What you should do:
Report every line from the material that contains the word "forecasts".

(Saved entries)
------------------------------------------------

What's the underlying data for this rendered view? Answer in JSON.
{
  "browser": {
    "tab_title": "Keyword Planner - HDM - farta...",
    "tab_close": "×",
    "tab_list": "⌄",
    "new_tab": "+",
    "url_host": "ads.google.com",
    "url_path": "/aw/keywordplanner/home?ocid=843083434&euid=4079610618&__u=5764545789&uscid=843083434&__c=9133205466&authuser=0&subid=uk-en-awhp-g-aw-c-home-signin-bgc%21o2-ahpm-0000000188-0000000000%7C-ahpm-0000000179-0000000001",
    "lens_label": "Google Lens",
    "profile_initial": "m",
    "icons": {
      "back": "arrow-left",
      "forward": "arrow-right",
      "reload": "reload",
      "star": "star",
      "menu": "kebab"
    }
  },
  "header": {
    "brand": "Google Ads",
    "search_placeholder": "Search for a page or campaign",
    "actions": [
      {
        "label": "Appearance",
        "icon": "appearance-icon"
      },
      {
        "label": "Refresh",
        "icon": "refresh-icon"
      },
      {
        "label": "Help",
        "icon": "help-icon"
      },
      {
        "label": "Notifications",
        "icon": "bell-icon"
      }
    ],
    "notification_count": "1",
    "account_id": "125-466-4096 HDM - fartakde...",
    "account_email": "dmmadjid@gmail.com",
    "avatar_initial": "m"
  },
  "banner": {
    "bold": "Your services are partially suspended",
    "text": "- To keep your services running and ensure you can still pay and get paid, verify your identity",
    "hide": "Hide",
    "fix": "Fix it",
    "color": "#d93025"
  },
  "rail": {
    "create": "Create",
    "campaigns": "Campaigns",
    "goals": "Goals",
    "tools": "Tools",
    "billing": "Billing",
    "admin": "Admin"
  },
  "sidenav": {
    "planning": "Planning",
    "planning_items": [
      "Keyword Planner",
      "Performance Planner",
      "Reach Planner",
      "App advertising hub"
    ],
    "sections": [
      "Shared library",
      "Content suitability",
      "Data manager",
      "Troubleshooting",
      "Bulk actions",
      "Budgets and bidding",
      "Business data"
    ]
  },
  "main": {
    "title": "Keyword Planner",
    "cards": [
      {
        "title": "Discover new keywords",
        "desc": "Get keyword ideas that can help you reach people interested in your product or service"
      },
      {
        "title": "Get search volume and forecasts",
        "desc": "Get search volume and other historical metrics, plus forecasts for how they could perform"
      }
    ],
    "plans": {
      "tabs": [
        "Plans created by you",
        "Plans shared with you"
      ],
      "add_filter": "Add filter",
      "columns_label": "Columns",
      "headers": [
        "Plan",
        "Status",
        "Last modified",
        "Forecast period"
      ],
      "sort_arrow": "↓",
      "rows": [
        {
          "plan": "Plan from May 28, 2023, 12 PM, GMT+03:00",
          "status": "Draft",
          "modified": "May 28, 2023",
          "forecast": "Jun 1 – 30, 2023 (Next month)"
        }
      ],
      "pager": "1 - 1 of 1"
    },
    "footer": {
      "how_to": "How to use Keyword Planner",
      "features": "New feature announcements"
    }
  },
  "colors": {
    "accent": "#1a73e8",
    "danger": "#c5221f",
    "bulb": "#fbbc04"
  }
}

------------------------------------------------

Reply:
        "title": "Get search volume and forecasts",
        "desc": "Get search volume and other historical metrics, plus forecasts for how they could perform"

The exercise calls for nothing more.